── GIVEN ENTRIES ──

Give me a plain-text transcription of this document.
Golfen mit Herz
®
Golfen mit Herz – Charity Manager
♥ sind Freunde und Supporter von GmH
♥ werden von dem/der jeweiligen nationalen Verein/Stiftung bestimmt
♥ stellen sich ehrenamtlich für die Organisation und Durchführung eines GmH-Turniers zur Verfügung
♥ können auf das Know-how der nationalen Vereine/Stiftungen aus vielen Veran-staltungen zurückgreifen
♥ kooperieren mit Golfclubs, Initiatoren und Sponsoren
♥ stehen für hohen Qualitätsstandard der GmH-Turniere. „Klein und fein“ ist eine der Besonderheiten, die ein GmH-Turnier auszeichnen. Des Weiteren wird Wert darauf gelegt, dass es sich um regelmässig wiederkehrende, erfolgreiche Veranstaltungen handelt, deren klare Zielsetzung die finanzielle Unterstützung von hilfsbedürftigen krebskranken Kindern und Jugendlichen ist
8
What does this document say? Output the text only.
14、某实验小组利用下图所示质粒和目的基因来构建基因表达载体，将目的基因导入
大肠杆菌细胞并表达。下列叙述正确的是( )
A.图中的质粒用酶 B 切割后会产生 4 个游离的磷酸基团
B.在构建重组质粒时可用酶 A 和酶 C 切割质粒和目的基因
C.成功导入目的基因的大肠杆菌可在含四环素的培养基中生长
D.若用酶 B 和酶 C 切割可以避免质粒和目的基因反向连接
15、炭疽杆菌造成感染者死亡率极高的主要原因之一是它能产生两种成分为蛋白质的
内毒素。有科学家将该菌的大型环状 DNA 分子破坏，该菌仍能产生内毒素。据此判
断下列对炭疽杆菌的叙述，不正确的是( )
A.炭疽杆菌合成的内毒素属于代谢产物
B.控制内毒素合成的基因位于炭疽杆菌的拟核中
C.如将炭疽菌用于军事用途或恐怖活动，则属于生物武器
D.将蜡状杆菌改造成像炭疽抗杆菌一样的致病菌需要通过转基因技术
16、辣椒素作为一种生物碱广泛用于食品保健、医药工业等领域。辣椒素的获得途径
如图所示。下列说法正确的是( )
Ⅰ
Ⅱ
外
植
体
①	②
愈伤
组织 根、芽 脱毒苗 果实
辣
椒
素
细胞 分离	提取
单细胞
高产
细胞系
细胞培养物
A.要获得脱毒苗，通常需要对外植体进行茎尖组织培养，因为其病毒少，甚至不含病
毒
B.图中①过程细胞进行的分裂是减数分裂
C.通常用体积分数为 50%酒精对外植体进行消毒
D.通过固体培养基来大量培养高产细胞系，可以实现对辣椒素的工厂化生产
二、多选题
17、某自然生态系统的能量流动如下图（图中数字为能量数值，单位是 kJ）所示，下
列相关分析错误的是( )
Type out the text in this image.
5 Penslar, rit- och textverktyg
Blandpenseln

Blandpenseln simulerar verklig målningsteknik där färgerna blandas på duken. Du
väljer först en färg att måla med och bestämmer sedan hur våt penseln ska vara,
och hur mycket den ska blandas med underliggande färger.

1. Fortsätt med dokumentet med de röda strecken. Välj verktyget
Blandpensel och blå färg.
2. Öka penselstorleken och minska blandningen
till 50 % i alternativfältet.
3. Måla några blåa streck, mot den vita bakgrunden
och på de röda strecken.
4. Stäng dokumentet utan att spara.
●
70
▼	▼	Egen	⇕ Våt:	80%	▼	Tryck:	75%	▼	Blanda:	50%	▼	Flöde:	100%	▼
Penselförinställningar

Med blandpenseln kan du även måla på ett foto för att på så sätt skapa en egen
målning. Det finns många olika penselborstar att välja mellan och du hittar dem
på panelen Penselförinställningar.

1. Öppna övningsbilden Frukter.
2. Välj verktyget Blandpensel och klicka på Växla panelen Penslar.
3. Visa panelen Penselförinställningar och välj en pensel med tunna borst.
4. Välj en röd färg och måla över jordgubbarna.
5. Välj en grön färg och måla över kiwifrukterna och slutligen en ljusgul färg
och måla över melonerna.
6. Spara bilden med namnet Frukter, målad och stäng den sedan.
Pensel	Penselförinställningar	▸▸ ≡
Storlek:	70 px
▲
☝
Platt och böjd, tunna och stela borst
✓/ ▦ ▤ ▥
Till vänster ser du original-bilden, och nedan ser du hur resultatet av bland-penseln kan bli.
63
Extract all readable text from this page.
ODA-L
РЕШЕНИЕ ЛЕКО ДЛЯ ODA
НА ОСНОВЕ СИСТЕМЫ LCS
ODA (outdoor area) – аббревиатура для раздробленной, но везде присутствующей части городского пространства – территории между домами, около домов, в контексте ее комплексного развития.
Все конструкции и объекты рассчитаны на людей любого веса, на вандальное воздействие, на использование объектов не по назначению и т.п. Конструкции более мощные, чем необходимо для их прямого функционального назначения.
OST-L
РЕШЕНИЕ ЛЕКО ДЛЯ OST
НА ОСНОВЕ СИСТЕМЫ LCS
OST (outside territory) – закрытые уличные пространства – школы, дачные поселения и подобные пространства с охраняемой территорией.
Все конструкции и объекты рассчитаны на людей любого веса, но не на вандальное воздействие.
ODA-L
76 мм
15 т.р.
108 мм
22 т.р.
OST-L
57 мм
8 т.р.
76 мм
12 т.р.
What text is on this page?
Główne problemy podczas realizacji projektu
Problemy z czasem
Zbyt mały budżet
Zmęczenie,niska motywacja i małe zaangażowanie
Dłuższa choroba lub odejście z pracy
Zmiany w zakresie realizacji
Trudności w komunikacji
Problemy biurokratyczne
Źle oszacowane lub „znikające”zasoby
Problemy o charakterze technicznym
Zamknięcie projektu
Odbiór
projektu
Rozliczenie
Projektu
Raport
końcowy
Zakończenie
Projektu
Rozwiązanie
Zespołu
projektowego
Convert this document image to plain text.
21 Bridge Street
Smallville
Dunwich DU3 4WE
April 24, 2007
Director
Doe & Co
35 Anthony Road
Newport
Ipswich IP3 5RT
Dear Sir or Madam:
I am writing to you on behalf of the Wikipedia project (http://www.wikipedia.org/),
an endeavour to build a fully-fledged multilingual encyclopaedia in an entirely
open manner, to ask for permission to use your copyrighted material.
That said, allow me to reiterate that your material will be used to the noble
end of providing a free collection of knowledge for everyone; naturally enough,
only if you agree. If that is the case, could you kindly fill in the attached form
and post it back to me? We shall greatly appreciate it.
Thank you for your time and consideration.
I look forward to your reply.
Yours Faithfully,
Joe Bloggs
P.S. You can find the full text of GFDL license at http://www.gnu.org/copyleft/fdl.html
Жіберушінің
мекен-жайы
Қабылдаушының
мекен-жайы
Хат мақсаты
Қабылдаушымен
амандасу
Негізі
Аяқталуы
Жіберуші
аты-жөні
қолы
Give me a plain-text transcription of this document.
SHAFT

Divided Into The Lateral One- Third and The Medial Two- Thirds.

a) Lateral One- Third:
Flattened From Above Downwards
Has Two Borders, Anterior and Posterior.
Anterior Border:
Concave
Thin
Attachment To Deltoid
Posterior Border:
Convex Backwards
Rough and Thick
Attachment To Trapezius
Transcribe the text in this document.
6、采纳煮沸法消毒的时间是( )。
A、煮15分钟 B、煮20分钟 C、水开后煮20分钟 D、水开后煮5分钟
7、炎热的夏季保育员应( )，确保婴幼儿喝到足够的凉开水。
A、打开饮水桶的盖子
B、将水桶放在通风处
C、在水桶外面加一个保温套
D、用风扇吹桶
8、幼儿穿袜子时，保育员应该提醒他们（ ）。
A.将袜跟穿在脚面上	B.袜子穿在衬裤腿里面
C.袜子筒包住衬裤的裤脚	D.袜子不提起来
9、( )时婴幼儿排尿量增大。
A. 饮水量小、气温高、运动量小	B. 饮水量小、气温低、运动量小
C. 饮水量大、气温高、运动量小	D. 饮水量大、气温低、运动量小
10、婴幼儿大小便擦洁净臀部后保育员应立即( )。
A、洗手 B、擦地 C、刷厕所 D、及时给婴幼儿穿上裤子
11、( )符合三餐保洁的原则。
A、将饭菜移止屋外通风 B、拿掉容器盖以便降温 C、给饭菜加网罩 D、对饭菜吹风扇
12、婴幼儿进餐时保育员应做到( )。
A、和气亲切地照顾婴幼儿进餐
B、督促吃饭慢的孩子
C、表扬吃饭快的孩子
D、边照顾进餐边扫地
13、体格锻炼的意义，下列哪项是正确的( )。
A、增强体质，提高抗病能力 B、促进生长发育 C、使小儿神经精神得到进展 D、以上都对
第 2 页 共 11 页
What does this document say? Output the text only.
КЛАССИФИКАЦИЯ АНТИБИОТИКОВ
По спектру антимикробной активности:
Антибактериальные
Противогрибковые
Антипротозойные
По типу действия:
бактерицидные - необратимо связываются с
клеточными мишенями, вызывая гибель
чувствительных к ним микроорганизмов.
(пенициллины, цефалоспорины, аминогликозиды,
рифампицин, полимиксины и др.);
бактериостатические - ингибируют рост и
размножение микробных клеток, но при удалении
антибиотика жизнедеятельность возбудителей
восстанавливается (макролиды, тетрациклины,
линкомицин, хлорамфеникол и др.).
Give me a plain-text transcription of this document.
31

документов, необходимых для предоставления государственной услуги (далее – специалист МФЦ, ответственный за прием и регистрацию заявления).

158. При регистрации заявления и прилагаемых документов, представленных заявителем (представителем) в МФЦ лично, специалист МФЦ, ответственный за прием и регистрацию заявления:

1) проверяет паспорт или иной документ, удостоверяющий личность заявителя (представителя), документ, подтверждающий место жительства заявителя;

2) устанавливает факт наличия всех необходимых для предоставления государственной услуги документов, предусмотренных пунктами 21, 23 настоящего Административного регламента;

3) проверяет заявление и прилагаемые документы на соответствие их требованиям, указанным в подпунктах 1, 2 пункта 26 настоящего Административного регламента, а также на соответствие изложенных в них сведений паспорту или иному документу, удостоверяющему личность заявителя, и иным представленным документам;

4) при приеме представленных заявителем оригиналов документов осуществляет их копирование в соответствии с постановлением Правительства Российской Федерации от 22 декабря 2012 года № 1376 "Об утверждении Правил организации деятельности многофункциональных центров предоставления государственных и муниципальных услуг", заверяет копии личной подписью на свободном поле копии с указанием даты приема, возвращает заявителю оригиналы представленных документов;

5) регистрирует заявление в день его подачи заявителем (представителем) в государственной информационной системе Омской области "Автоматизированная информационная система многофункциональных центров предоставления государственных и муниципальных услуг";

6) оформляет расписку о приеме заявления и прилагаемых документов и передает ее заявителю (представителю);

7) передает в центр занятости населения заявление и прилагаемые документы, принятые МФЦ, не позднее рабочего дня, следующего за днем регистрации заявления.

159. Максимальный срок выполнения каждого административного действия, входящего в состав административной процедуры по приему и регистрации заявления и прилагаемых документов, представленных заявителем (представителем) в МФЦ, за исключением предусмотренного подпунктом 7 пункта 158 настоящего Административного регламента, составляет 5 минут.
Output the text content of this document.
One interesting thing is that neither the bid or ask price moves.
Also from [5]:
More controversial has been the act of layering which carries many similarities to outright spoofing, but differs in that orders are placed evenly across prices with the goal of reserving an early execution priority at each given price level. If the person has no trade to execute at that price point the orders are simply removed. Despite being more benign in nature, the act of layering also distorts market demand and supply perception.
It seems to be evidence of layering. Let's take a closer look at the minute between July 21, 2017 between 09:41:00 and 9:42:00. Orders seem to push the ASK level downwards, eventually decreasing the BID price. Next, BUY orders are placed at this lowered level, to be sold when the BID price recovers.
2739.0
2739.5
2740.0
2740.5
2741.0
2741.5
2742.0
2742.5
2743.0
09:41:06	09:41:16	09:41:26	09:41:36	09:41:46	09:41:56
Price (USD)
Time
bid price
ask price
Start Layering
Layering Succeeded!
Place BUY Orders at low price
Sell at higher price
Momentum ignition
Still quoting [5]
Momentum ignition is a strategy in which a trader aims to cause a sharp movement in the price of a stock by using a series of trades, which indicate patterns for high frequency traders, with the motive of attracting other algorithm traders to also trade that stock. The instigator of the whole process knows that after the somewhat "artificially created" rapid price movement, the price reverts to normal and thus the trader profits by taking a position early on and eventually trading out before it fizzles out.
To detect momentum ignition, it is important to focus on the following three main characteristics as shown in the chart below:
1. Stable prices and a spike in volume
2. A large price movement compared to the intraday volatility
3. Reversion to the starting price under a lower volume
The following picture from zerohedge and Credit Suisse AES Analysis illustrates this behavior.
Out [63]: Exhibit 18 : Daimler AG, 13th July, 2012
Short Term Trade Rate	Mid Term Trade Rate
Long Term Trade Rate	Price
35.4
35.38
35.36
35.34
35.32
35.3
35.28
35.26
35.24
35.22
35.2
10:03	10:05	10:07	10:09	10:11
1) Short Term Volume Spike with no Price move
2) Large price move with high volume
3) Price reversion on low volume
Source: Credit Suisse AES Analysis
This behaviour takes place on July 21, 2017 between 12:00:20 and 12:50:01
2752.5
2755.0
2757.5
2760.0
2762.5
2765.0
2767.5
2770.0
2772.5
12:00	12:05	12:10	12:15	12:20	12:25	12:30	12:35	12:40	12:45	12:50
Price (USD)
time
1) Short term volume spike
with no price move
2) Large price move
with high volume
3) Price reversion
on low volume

───

EXERCISE BRIEF — Lines holding the word "tunna" should be counted across the entries; state only how many there are.

FINAL RESULT — 2